PROBLEM STATEMENT
Search the material below for the word "name". Copy every line that has it.

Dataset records
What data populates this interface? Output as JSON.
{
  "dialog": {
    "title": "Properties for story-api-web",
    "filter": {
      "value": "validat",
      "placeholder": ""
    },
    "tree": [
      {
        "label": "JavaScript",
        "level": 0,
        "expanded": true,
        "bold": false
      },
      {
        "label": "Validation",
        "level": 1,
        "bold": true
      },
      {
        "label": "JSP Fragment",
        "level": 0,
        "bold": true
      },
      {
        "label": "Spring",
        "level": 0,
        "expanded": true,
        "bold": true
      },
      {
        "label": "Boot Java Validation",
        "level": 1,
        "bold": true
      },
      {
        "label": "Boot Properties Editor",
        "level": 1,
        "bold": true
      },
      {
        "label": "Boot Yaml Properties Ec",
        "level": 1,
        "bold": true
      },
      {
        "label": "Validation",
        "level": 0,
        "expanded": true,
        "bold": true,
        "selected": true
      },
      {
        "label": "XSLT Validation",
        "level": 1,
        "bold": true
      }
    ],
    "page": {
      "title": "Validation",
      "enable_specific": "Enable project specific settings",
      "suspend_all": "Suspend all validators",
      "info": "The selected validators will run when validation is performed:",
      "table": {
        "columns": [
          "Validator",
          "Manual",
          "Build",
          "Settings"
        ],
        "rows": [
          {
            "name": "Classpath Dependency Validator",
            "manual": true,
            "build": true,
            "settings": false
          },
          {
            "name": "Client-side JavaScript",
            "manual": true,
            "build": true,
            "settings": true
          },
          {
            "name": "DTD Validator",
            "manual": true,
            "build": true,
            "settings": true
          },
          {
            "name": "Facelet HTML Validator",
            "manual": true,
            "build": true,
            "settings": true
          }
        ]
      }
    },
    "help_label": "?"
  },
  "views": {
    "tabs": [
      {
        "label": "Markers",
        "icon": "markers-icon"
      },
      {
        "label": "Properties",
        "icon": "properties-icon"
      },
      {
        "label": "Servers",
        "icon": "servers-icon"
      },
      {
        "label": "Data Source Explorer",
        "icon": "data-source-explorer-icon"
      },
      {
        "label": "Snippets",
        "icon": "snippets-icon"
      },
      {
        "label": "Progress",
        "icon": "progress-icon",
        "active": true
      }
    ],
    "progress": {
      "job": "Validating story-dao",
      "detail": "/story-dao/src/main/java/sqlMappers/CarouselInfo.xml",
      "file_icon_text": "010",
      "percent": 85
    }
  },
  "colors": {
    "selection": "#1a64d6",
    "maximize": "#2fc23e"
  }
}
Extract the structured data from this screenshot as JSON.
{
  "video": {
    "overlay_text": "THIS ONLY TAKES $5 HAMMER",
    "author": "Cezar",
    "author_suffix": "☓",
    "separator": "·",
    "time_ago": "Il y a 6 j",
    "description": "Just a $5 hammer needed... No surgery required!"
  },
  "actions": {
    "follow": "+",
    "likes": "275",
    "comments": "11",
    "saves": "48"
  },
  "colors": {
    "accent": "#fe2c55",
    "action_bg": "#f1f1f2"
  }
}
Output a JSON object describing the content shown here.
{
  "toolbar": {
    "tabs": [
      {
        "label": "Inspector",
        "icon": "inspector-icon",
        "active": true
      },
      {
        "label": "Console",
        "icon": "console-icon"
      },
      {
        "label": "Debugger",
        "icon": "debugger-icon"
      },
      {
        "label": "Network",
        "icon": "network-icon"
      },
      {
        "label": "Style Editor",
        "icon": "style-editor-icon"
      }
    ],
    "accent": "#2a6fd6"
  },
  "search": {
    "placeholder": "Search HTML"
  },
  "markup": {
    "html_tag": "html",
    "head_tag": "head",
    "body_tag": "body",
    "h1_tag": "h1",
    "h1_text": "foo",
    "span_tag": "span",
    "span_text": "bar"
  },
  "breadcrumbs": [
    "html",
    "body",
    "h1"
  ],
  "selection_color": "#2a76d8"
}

SOLUTION FOR THIS PROBLEM
            "name": "Classpath Dependency Validator",
            "name": "Client-side JavaScript",
            "name": "DTD Validator",
            "name": "Facelet HTML Validator",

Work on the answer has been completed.